Data entries:
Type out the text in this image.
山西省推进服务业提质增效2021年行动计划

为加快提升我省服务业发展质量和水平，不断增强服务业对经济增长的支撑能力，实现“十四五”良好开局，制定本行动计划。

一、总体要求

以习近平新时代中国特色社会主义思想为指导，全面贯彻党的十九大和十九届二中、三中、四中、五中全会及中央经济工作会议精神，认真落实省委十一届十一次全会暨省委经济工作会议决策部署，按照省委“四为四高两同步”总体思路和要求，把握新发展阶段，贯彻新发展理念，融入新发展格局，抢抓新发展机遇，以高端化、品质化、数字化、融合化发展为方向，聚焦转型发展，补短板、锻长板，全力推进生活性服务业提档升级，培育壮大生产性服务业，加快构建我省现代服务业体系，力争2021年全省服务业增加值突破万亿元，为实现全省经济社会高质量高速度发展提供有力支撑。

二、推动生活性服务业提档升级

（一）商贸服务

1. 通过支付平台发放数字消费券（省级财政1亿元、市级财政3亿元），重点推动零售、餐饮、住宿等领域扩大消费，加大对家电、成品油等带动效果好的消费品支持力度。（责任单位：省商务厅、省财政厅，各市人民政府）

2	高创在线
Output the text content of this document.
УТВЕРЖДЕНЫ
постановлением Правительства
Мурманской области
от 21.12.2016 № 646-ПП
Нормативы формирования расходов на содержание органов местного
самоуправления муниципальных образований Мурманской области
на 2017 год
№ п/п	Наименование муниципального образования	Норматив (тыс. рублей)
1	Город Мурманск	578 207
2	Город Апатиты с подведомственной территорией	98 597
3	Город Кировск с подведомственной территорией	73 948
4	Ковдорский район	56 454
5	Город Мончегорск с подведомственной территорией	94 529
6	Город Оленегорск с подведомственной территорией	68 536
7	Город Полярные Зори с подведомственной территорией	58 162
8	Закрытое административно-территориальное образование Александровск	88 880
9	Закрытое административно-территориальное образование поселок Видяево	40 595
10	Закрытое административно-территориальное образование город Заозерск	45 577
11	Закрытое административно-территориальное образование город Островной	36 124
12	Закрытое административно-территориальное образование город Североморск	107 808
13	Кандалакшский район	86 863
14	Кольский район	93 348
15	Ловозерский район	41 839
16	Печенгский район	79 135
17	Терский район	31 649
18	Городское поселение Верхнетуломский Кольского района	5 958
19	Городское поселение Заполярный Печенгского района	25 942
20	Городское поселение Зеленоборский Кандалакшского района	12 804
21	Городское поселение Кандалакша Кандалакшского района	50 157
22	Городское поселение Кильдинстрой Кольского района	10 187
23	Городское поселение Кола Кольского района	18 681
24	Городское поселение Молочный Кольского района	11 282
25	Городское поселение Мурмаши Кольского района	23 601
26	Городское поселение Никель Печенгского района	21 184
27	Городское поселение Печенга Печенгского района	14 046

> Problem to solve: Copy each line that contains the word "Закрытое".

> Written solution:
8	Закрытое административно-территориальное образование Александровск	88 880
9	Закрытое административно-территориальное образование поселок Видяево	40 595
10	Закрытое административно-территориальное образование город Заозерск	45 577
11	Закрытое административно-территориальное образование город Островной	36 124
12	Закрытое административно-территориальное образование город Североморск	107 808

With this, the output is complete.